- [Do this]: The exercise asks you to copy every line below in which "Choose" appears.

- [Stored records]:
===
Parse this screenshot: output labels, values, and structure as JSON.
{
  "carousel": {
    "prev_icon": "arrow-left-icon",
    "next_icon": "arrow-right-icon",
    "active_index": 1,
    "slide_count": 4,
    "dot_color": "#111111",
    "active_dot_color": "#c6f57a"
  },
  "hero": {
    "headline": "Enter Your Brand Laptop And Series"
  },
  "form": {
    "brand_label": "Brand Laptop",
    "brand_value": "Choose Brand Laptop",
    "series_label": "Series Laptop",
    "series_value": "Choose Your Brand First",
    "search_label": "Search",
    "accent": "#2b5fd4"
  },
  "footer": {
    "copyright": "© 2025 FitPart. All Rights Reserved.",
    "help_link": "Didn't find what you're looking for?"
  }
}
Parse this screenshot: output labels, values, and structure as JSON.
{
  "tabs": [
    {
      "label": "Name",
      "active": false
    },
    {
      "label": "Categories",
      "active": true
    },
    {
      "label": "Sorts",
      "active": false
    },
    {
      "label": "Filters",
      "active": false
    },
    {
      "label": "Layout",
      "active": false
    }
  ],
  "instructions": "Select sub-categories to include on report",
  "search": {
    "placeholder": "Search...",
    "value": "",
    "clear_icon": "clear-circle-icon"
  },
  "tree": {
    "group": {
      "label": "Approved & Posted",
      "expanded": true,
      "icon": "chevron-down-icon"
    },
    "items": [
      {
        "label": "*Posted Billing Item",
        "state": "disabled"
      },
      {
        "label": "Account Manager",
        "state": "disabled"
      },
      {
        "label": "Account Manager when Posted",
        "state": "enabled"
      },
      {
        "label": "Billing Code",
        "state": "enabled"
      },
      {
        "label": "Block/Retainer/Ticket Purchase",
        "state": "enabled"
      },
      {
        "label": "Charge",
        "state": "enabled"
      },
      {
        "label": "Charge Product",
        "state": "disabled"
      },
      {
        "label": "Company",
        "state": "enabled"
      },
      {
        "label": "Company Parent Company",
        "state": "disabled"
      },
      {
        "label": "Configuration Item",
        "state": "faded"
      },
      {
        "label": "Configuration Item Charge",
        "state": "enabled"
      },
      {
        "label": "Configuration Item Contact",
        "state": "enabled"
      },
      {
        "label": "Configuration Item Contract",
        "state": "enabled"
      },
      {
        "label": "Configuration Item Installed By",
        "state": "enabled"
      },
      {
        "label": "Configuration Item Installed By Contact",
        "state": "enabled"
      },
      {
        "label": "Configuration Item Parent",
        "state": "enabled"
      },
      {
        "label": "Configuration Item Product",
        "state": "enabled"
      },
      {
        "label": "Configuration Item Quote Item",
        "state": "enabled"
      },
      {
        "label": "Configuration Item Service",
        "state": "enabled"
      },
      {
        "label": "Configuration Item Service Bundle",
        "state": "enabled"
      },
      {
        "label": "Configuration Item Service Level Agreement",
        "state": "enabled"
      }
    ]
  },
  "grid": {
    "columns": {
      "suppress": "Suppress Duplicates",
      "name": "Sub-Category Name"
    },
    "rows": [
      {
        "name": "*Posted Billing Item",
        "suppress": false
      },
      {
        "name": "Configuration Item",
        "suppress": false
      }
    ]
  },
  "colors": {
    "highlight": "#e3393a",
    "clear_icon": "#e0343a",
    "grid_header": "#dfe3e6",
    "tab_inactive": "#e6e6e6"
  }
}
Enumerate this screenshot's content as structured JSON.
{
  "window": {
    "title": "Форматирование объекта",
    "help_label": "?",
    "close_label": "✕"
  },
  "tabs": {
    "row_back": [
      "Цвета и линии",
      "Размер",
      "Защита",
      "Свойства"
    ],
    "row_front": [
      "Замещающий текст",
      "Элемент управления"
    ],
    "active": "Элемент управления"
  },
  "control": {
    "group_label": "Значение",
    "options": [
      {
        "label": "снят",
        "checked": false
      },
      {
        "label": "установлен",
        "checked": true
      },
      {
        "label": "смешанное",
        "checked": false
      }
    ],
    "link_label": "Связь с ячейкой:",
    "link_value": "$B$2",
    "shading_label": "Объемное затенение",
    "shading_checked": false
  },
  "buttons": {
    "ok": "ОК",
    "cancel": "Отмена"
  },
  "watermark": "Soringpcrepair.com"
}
===
- [Correct answer]:
    "brand_value": "Choose Brand Laptop",
    "series_value": "Choose Your Brand First",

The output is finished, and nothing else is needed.